[Items from a data source]

>> Begin

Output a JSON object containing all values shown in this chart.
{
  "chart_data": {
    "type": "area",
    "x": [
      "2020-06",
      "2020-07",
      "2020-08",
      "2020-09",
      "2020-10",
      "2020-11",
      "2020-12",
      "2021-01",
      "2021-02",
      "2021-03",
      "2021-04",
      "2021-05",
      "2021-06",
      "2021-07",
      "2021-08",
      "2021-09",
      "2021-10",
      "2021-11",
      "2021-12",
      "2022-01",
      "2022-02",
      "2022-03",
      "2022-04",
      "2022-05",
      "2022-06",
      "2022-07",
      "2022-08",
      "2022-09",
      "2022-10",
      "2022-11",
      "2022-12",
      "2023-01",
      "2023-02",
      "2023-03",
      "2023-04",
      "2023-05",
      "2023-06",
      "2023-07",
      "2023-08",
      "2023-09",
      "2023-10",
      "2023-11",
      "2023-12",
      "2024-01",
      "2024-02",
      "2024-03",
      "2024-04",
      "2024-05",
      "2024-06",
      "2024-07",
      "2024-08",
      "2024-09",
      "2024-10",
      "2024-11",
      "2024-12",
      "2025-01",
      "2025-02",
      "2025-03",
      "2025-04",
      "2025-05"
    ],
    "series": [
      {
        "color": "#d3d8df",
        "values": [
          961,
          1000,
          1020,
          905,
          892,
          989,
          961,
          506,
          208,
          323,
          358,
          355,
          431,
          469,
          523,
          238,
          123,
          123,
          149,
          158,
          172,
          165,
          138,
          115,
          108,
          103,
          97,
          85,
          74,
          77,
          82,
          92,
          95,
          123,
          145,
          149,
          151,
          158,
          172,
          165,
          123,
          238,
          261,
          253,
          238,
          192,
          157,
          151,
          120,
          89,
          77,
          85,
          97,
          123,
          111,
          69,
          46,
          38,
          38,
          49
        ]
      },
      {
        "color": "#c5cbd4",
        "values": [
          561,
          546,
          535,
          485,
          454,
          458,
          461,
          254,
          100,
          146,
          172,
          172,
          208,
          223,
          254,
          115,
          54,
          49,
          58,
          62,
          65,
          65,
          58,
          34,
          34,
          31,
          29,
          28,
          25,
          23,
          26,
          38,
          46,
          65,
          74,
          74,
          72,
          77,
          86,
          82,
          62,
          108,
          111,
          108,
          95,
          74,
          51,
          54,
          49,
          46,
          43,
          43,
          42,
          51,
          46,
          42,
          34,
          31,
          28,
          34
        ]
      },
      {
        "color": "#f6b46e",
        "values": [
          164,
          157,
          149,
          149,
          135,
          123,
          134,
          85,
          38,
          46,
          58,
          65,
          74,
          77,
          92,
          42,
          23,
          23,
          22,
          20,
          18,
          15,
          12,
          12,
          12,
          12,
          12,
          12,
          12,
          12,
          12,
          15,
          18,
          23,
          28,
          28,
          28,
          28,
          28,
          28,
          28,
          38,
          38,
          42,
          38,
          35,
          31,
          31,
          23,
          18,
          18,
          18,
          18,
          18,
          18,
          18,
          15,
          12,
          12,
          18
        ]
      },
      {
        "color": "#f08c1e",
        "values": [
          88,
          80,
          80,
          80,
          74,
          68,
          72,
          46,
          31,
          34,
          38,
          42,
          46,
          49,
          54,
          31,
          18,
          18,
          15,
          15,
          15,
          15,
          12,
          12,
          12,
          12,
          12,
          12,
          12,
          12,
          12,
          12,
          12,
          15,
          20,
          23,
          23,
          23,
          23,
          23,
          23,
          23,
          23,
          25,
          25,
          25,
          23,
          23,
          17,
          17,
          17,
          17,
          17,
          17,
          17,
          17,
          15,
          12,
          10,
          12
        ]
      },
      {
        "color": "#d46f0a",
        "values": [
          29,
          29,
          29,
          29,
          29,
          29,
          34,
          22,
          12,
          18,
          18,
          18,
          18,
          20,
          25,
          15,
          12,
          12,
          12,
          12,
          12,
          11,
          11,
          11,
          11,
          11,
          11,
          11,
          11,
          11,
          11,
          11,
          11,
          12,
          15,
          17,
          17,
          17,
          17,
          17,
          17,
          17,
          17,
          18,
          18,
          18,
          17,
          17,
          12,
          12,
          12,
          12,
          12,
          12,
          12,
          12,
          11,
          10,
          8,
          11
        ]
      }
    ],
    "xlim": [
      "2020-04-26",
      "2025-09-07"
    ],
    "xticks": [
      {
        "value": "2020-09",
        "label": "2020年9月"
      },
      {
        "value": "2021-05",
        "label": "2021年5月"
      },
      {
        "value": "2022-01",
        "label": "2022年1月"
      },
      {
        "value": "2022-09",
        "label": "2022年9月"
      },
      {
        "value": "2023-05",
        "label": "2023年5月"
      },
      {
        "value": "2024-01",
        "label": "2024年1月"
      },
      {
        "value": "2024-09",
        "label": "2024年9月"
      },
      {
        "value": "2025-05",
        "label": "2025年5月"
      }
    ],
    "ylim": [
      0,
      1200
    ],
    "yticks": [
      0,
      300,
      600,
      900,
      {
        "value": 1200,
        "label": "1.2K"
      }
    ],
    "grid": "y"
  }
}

>> End

Extract all of the material exactly as it is written.

◆ Task result ◆
Output a JSON object containing all values shown in this chart.
{
  "chart_data": {
    "type": "area",
    "x": [
      "2020-06",
      "2020-07",
      "2020-08",
      "2020-09",
      "2020-10",
      "2020-11",
      "2020-12",
      "2021-01",
      "2021-02",
      "2021-03",
      "2021-04",
      "2021-05",
      "2021-06",
      "2021-07",
      "2021-08",
      "2021-09",
      "2021-10",
      "2021-11",
      "2021-12",
      "2022-01",
      "2022-02",
      "2022-03",
      "2022-04",
      "2022-05",
      "2022-06",
      "2022-07",
      "2022-08",
      "2022-09",
      "2022-10",
      "2022-11",
      "2022-12",
      "2023-01",
      "2023-02",
      "2023-03",
      "2023-04",
      "2023-05",
      "2023-06",
      "2023-07",
      "2023-08",
      "2023-09",
      "2023-10",
      "2023-11",
      "2023-12",
      "2024-01",
      "2024-02",
      "2024-03",
      "2024-04",
      "2024-05",
      "2024-06",
      "2024-07",
      "2024-08",
      "2024-09",
      "2024-10",
      "2024-11",
      "2024-12",
      "2025-01",
      "2025-02",
      "2025-03",
      "2025-04",
      "2025-05"
    ],
    "series": [
      {
        "color": "#d3d8df",
        "values": [
          961,
          1000,
          1020,
          905,
          892,
          989,
          961,
          506,
          208,
          323,
          358,
          355,
          431,
          469,
          523,
          238,
          123,
          123,
          149,
          158,
          172,
          165,
          138,
          115,
          108,
          103,
          97,
          85,
          74,
          77,
          82,
          92,
          95,
          123,
          145,
          149,
          151,
          158,
          172,
          165,
          123,
          238,
          261,
          253,
          238,
          192,
          157,
          151,
          120,
          89,
          77,
          85,
          97,
          123,
          111,
          69,
          46,
          38,
          38,
          49
        ]
      },
      {
        "color": "#c5cbd4",
        "values": [
          561,
          546,
          535,
          485,
          454,
          458,
          461,
          254,
          100,
          146,
          172,
          172,
          208,
          223,
          254,
          115,
          54,
          49,
          58,
          62,
          65,
          65,
          58,
          34,
          34,
          31,
          29,
          28,
          25,
          23,
          26,
          38,
          46,
          65,
          74,
          74,
          72,
          77,
          86,
          82,
          62,
          108,
          111,
          108,
          95,
          74,
          51,
          54,
          49,
          46,
          43,
          43,
          42,
          51,
          46,
          42,
          34,
          31,
          28,
          34
        ]
      },
      {
        "color": "#f6b46e",
        "values": [
          164,
          157,
          149,
          149,
          135,
          123,
          134,
          85,
          38,
          46,
          58,
          65,
          74,
          77,
          92,
          42,
          23,
          23,
          22,
          20,
          18,
          15,
          12,
          12,
          12,
          12,
          12,
          12,
          12,
          12,
          12,
          15,
          18,
          23,
          28,
          28,
          28,
          28,
          28,
          28,
          28,
          38,
          38,
          42,
          38,
          35,
          31,
          31,
          23,
          18,
          18,
          18,
          18,
          18,
          18,
          18,
          15,
          12,
          12,
          18
        ]
      },
      {
        "color": "#f08c1e",
        "values": [
          88,
          80,
          80,
          80,
          74,
          68,
          72,
          46,
          31,
          34,
          38,
          42,
          46,
          49,
          54,
          31,
          18,
          18,
          15,
          15,
          15,
          15,
          12,
          12,
          12,
          12,
          12,
          12,
          12,
          12,
          12,
          12,
          12,
          15,
          20,
          23,
          23,
          23,
          23,
          23,
          23,
          23,
          23,
          25,
          25,
          25,
          23,
          23,
          17,
          17,
          17,
          17,
          17,
          17,
          17,
          17,
          15,
          12,
          10,
          12
        ]
      },
      {
        "color": "#d46f0a",
        "values": [
          29,
          29,
          29,
          29,
          29,
          29,
          34,
          22,
          12,
          18,
          18,
          18,
          18,
          20,
          25,
          15,
          12,
          12,
          12,
          12,
          12,
          11,
          11,
          11,
          11,
          11,
          11,
          11,
          11,
          11,
          11,
          11,
          11,
          12,
          15,
          17,
          17,
          17,
          17,
          17,
          17,
          17,
          17,
          18,
          18,
          18,
          17,
          17,
          12,
          12,
          12,
          12,
          12,
          12,
          12,
          12,
          11,
          10,
          8,
          11
        ]
      }
    ],
    "xlim": [
      "2020-04-26",
      "2025-09-07"
    ],
    "xticks": [
      {
        "value": "2020-09",
        "label": "2020年9月"
      },
      {
        "value": "2021-05",
        "label": "2021年5月"
      },
      {
        "value": "2022-01",
        "label": "2022年1月"
      },
      {
        "value": "2022-09",
        "label": "2022年9月"
      },
      {
        "value": "2023-05",
        "label": "2023年5月"
      },
      {
        "value": "2024-01",
        "label": "2024年1月"
      },
      {
        "value": "2024-09",
        "label": "2024年9月"
      },
      {
        "value": "2025-05",
        "label": "2025年5月"
      }
    ],
    "ylim": [
      0,
      1200
    ],
    "yticks": [
      0,
      300,
      600,
      900,
      {
        "value": 1200,
        "label": "1.2K"
      }
    ],
    "grid": "y"
  }
}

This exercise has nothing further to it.